**Exercise details**
Report every line from the material that contains the word "this".

Start of Material for the task

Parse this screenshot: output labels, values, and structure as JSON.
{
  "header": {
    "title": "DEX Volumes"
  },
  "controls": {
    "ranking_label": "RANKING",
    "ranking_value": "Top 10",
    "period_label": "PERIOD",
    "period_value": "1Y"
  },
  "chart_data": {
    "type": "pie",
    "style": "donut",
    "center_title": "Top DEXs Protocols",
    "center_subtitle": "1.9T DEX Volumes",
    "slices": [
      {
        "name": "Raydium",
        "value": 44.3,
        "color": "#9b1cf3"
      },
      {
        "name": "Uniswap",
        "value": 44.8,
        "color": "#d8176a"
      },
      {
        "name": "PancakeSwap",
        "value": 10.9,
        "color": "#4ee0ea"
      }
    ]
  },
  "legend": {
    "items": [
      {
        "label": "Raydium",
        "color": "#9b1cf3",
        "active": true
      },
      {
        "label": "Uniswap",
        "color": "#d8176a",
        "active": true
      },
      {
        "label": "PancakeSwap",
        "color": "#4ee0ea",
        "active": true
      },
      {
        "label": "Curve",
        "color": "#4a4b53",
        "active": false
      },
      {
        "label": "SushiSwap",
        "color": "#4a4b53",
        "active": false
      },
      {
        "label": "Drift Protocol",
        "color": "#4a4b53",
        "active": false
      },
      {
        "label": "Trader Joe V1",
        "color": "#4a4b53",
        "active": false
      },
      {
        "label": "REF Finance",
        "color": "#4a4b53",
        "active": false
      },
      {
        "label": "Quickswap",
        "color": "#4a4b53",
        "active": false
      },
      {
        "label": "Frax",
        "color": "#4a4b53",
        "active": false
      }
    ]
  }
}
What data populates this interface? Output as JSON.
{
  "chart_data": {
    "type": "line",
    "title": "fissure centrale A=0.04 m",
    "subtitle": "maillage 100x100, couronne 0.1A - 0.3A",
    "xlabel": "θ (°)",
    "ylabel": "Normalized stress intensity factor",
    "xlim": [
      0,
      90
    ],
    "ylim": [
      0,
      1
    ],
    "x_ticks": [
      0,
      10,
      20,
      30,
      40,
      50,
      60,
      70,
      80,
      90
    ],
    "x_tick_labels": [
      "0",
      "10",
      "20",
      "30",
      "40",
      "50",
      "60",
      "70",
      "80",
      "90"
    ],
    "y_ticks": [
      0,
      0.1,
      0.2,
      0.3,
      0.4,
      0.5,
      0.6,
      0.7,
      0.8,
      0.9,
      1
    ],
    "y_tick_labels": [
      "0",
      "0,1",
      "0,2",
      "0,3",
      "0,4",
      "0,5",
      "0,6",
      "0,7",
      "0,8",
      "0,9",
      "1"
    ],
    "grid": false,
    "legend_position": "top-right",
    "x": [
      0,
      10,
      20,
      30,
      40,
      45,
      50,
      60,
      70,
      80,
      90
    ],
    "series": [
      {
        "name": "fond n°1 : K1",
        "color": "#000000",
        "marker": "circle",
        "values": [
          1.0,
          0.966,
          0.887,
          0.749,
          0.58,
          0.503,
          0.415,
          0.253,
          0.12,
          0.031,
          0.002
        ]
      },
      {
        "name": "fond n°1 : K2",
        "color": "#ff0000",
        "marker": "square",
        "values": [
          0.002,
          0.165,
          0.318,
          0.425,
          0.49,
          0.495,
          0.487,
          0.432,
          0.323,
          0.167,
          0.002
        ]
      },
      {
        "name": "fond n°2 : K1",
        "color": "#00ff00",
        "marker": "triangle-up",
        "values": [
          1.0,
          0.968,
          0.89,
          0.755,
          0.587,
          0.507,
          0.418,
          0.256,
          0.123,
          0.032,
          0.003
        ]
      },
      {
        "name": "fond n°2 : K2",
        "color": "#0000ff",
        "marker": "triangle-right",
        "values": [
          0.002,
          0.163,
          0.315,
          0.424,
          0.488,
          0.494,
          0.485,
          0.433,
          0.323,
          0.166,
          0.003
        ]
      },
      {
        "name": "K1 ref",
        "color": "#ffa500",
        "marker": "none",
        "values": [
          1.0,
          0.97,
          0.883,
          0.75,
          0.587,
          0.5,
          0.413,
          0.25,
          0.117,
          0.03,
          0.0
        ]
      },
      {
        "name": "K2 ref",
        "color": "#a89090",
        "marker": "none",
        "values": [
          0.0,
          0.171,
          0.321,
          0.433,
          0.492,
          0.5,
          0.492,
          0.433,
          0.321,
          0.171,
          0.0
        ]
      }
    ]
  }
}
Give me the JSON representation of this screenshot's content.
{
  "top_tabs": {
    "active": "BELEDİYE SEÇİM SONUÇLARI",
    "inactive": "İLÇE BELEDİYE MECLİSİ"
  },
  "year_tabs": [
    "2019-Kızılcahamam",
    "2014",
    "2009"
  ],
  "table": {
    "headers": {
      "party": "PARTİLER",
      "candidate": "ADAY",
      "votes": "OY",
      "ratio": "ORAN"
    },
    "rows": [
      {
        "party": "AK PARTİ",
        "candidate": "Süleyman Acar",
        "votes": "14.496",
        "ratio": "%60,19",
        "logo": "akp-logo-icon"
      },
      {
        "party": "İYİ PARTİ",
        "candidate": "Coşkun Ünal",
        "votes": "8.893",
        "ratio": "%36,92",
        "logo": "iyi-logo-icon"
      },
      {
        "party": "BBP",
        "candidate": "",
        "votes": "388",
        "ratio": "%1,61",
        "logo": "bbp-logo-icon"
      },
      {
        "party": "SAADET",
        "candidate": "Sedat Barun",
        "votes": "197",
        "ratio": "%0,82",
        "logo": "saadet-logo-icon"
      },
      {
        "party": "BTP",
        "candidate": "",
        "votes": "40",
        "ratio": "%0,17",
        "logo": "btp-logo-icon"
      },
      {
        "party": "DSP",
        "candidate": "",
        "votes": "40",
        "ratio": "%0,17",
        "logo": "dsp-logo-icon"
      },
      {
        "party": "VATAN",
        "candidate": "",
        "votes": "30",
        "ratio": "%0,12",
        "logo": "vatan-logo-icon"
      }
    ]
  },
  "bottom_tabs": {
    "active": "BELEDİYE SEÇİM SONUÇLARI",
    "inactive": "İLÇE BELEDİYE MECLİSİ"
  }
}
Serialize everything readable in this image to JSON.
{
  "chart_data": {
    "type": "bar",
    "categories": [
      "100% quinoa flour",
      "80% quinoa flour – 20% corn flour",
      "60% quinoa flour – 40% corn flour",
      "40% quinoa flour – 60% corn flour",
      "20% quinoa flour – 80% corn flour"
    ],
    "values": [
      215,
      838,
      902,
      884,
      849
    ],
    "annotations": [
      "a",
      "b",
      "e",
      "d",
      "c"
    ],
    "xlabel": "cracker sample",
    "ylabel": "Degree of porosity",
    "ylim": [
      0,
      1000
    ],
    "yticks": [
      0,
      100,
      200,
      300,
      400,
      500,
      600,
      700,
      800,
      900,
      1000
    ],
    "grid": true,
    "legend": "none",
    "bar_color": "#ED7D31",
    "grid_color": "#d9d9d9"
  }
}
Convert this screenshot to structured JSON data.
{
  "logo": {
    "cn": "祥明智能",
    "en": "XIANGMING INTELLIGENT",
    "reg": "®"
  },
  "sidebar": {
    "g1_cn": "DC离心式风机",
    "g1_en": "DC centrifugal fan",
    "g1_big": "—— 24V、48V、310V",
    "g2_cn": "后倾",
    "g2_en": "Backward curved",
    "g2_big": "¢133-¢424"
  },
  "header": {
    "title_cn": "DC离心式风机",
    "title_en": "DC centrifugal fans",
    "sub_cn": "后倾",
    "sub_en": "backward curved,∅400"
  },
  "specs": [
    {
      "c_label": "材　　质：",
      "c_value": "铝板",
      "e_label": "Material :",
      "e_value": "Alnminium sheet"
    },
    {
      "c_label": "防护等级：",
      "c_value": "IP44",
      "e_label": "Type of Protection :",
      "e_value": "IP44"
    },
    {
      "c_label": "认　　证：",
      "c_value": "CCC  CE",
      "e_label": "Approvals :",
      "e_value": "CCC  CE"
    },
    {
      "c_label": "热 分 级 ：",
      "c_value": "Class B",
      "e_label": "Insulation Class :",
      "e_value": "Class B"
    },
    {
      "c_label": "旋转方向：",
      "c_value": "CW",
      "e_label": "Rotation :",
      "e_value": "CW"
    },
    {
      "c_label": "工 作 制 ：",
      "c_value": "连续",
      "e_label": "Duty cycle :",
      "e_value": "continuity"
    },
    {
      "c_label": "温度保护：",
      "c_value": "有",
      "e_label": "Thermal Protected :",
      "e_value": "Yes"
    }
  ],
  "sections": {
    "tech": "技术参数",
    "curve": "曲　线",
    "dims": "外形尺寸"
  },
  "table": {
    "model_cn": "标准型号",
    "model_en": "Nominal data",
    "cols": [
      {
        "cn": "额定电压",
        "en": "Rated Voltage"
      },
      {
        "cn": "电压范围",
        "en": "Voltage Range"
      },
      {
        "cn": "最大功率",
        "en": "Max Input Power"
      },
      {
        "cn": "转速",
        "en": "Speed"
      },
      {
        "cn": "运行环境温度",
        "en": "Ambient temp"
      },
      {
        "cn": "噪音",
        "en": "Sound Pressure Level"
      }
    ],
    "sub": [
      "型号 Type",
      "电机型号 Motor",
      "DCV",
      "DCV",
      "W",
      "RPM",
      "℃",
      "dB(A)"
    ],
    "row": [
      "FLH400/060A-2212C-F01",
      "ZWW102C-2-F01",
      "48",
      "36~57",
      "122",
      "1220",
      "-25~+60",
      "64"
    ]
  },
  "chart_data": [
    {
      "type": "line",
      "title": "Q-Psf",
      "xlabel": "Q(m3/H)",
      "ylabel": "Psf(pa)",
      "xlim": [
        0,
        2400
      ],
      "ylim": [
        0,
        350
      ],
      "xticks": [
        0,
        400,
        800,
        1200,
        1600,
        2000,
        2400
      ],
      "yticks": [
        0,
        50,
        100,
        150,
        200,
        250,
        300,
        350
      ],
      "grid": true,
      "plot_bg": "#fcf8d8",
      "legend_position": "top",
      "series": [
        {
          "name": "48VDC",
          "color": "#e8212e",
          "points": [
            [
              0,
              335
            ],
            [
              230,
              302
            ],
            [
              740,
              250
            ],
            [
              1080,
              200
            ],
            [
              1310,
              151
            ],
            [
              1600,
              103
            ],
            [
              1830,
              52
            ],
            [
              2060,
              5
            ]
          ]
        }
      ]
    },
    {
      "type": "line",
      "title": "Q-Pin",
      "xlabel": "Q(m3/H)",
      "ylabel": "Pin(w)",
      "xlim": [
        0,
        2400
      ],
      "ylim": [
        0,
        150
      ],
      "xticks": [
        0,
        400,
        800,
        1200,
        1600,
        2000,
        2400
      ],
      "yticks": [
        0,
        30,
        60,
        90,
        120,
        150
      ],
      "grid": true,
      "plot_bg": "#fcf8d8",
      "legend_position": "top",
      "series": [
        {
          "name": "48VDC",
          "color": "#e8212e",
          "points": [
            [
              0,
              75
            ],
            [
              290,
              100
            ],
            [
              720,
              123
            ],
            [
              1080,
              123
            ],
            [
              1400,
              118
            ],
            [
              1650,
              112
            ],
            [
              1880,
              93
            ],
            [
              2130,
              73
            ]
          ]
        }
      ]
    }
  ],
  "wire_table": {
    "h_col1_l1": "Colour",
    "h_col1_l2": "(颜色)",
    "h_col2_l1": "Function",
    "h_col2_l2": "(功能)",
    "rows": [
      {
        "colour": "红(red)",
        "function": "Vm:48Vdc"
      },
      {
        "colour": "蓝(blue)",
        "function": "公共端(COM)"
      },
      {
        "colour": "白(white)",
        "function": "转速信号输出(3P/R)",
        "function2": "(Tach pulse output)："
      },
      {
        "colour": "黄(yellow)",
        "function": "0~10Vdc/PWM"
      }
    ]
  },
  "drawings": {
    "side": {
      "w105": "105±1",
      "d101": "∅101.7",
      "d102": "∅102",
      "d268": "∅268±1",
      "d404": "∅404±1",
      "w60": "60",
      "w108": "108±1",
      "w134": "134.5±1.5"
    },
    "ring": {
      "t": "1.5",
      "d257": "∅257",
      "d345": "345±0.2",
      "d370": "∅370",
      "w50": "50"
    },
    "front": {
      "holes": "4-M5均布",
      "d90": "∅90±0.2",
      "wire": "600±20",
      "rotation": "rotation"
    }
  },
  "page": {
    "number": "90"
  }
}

End of Material for the task

**Task solution**
Parse this screenshot: output labels, values, and structure as JSON.
What data populates this interface? Output as JSON.
Give me the JSON representation of this screenshot's content.
Serialize everything readable in this image to JSON.
Convert this screenshot to structured JSON data.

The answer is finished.